**SET PROBLEM**
Reproduce the records exactly.

▼▼▼

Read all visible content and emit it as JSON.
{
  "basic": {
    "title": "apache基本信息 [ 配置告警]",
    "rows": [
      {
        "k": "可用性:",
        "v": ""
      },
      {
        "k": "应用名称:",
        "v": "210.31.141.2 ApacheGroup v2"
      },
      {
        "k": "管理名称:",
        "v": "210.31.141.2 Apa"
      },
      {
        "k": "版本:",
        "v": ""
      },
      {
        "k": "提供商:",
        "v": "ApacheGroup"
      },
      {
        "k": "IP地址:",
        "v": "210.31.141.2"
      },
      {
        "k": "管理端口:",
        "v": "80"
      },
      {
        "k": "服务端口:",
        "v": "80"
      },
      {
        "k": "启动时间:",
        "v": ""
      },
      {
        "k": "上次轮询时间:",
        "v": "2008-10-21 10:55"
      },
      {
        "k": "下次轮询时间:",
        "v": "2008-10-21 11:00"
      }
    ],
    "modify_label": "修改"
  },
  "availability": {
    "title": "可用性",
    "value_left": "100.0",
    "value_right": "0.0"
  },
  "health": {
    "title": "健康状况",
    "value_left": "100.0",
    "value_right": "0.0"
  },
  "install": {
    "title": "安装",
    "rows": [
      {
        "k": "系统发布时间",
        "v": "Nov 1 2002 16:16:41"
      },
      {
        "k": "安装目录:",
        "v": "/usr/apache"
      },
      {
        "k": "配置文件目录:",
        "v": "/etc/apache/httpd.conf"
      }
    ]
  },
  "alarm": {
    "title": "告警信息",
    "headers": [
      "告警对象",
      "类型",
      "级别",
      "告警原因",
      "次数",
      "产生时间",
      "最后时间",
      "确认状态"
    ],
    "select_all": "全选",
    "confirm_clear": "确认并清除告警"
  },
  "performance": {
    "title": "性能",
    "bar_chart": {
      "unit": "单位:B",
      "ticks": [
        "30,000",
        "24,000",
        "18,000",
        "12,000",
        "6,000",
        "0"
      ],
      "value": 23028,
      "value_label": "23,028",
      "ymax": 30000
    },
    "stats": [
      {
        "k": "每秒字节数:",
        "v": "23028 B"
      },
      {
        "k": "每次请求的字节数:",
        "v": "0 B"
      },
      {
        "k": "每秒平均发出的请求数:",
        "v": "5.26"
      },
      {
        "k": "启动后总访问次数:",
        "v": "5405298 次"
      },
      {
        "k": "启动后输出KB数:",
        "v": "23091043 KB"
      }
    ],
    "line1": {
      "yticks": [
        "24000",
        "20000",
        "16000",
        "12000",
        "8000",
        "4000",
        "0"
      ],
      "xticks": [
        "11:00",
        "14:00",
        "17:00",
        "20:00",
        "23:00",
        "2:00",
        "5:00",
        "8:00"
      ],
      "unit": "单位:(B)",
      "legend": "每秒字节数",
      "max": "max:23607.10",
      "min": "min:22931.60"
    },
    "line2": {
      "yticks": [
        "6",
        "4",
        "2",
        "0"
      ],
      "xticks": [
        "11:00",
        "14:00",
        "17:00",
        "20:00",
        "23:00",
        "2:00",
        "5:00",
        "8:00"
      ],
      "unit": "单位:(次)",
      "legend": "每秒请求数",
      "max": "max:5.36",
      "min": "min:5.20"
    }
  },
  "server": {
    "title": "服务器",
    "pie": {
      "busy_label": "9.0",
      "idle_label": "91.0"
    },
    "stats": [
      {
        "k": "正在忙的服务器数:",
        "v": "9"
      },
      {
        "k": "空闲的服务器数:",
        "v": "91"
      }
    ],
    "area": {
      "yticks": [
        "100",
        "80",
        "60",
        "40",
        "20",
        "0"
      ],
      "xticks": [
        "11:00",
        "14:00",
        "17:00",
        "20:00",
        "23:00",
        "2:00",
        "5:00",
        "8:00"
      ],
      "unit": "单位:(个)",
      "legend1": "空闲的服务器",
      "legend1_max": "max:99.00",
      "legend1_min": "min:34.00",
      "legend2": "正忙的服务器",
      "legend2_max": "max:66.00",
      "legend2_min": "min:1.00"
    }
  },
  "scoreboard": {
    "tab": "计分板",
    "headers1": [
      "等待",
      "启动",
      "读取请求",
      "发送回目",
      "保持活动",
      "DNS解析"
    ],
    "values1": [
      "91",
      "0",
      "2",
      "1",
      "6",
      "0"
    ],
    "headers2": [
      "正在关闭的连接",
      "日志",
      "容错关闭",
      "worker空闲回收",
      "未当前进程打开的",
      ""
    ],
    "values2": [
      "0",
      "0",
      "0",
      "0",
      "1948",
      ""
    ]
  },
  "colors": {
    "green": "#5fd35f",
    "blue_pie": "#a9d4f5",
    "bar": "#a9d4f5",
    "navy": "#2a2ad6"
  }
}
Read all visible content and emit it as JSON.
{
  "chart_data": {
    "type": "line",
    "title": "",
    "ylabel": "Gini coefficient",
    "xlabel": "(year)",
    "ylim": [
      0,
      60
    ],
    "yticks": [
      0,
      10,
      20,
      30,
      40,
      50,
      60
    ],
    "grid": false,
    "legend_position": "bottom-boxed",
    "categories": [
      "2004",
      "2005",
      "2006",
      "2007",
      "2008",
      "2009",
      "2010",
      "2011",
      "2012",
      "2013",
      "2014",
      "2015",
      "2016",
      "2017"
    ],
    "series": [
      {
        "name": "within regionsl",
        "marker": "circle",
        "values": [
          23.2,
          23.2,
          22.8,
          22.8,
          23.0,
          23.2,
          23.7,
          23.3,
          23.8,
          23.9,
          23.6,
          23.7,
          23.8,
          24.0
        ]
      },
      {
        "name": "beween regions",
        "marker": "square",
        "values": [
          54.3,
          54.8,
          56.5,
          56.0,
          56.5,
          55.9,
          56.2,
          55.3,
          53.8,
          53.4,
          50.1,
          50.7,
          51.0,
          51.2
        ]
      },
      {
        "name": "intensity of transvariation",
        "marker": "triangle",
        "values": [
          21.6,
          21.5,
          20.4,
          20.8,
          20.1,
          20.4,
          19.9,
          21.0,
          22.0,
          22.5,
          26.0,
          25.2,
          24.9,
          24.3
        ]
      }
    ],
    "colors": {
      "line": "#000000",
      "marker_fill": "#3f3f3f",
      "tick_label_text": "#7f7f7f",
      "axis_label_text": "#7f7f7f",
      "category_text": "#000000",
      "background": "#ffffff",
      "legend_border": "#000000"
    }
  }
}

▲▲▲

**WRITTEN SOLUTION**
Read all visible content and emit it as JSON.
{
  "basic": {
    "title": "apache基本信息 [ 配置告警]",
    "rows": [
      {
        "k": "可用性:",
        "v": ""
      },
      {
        "k": "应用名称:",
        "v": "210.31.141.2 ApacheGroup v2"
      },
      {
        "k": "管理名称:",
        "v": "210.31.141.2 Apa"
      },
      {
        "k": "版本:",
        "v": ""
      },
      {
        "k": "提供商:",
        "v": "ApacheGroup"
      },
      {
        "k": "IP地址:",
        "v": "210.31.141.2"
      },
      {
        "k": "管理端口:",
        "v": "80"
      },
      {
        "k": "服务端口:",
        "v": "80"
      },
      {
        "k": "启动时间:",
        "v": ""
      },
      {
        "k": "上次轮询时间:",
        "v": "2008-10-21 10:55"
      },
      {
        "k": "下次轮询时间:",
        "v": "2008-10-21 11:00"
      }
    ],
    "modify_label": "修改"
  },
  "availability": {
    "title": "可用性",
    "value_left": "100.0",
    "value_right": "0.0"
  },
  "health": {
    "title": "健康状况",
    "value_left": "100.0",
    "value_right": "0.0"
  },
  "install": {
    "title": "安装",
    "rows": [
      {
        "k": "系统发布时间",
        "v": "Nov 1 2002 16:16:41"
      },
      {
        "k": "安装目录:",
        "v": "/usr/apache"
      },
      {
        "k": "配置文件目录:",
        "v": "/etc/apache/httpd.conf"
      }
    ]
  },
  "alarm": {
    "title": "告警信息",
    "headers": [
      "告警对象",
      "类型",
      "级别",
      "告警原因",
      "次数",
      "产生时间",
      "最后时间",
      "确认状态"
    ],
    "select_all": "全选",
    "confirm_clear": "确认并清除告警"
  },
  "performance": {
    "title": "性能",
    "bar_chart": {
      "unit": "单位:B",
      "ticks": [
        "30,000",
        "24,000",
        "18,000",
        "12,000",
        "6,000",
        "0"
      ],
      "value": 23028,
      "value_label": "23,028",
      "ymax": 30000
    },
    "stats": [
      {
        "k": "每秒字节数:",
        "v": "23028 B"
      },
      {
        "k": "每次请求的字节数:",
        "v": "0 B"
      },
      {
        "k": "每秒平均发出的请求数:",
        "v": "5.26"
      },
      {
        "k": "启动后总访问次数:",
        "v": "5405298 次"
      },
      {
        "k": "启动后输出KB数:",
        "v": "23091043 KB"
      }
    ],
    "line1": {
      "yticks": [
        "24000",
        "20000",
        "16000",
        "12000",
        "8000",
        "4000",
        "0"
      ],
      "xticks": [
        "11:00",
        "14:00",
        "17:00",
        "20:00",
        "23:00",
        "2:00",
        "5:00",
        "8:00"
      ],
      "unit": "单位:(B)",
      "legend": "每秒字节数",
      "max": "max:23607.10",
      "min": "min:22931.60"
    },
    "line2": {
      "yticks": [
        "6",
        "4",
        "2",
        "0"
      ],
      "xticks": [
        "11:00",
        "14:00",
        "17:00",
        "20:00",
        "23:00",
        "2:00",
        "5:00",
        "8:00"
      ],
      "unit": "单位:(次)",
      "legend": "每秒请求数",
      "max": "max:5.36",
      "min": "min:5.20"
    }
  },
  "server": {
    "title": "服务器",
    "pie": {
      "busy_label": "9.0",
      "idle_label": "91.0"
    },
    "stats": [
      {
        "k": "正在忙的服务器数:",
        "v": "9"
      },
      {
        "k": "空闲的服务器数:",
        "v": "91"
      }
    ],
    "area": {
      "yticks": [
        "100",
        "80",
        "60",
        "40",
        "20",
        "0"
      ],
      "xticks": [
        "11:00",
        "14:00",
        "17:00",
        "20:00",
        "23:00",
        "2:00",
        "5:00",
        "8:00"
      ],
      "unit": "单位:(个)",
      "legend1": "空闲的服务器",
      "legend1_max": "max:99.00",
      "legend1_min": "min:34.00",
      "legend2": "正忙的服务器",
      "legend2_max": "max:66.00",
      "legend2_min": "min:1.00"
    }
  },
  "scoreboard": {
    "tab": "计分板",
    "headers1": [
      "等待",
      "启动",
      "读取请求",
      "发送回目",
      "保持活动",
      "DNS解析"
    ],
    "values1": [
      "91",
      "0",
      "2",
      "1",
      "6",
      "0"
    ],
    "headers2": [
      "正在关闭的连接",
      "日志",
      "容错关闭",
      "worker空闲回收",
      "未当前进程打开的",
      ""
    ],
    "values2": [
      "0",
      "0",
      "0",
      "0",
      "1948",
      ""
    ]
  },
  "colors": {
    "green": "#5fd35f",
    "blue_pie": "#a9d4f5",
    "bar": "#a9d4f5",
    "navy": "#2a2ad6"
  }
}
Read all visible content and emit it as JSON.
{
  "chart_data": {
    "type": "line",
    "title": "",
    "ylabel": "Gini coefficient",
    "xlabel": "(year)",
    "ylim": [
      0,
      60
    ],
    "yticks": [
      0,
      10,
      20,
      30,
      40,
      50,
      60
    ],
    "grid": false,
    "legend_position": "bottom-boxed",
    "categories": [
      "2004",
      "2005",
      "2006",
      "2007",
      "2008",
      "2009",
      "2010",
      "2011",
      "2012",
      "2013",
      "2014",
      "2015",
      "2016",
      "2017"
    ],
    "series": [
      {
        "name": "within regionsl",
        "marker": "circle",
        "values": [
          23.2,
          23.2,
          22.8,
          22.8,
          23.0,
          23.2,
          23.7,
          23.3,
          23.8,
          23.9,
          23.6,
          23.7,
          23.8,
          24.0
        ]
      },
      {
        "name": "beween regions",
        "marker": "square",
        "values": [
          54.3,
          54.8,
          56.5,
          56.0,
          56.5,
          55.9,
          56.2,
          55.3,
          53.8,
          53.4,
          50.1,
          50.7,
          51.0,
          51.2
        ]
      },
      {
        "name": "intensity of transvariation",
        "marker": "triangle",
        "values": [
          21.6,
          21.5,
          20.4,
          20.8,
          20.1,
          20.4,
          19.9,
          21.0,
          22.0,
          22.5,
          26.0,
          25.2,
          24.9,
          24.3
        ]
      }
    ],
    "colors": {
      "line": "#000000",
      "marker_fill": "#3f3f3f",
      "tick_label_text": "#7f7f7f",
      "axis_label_text": "#7f7f7f",
      "category_text": "#000000",
      "background": "#ffffff",
      "legend_border": "#000000"
    }
  }
}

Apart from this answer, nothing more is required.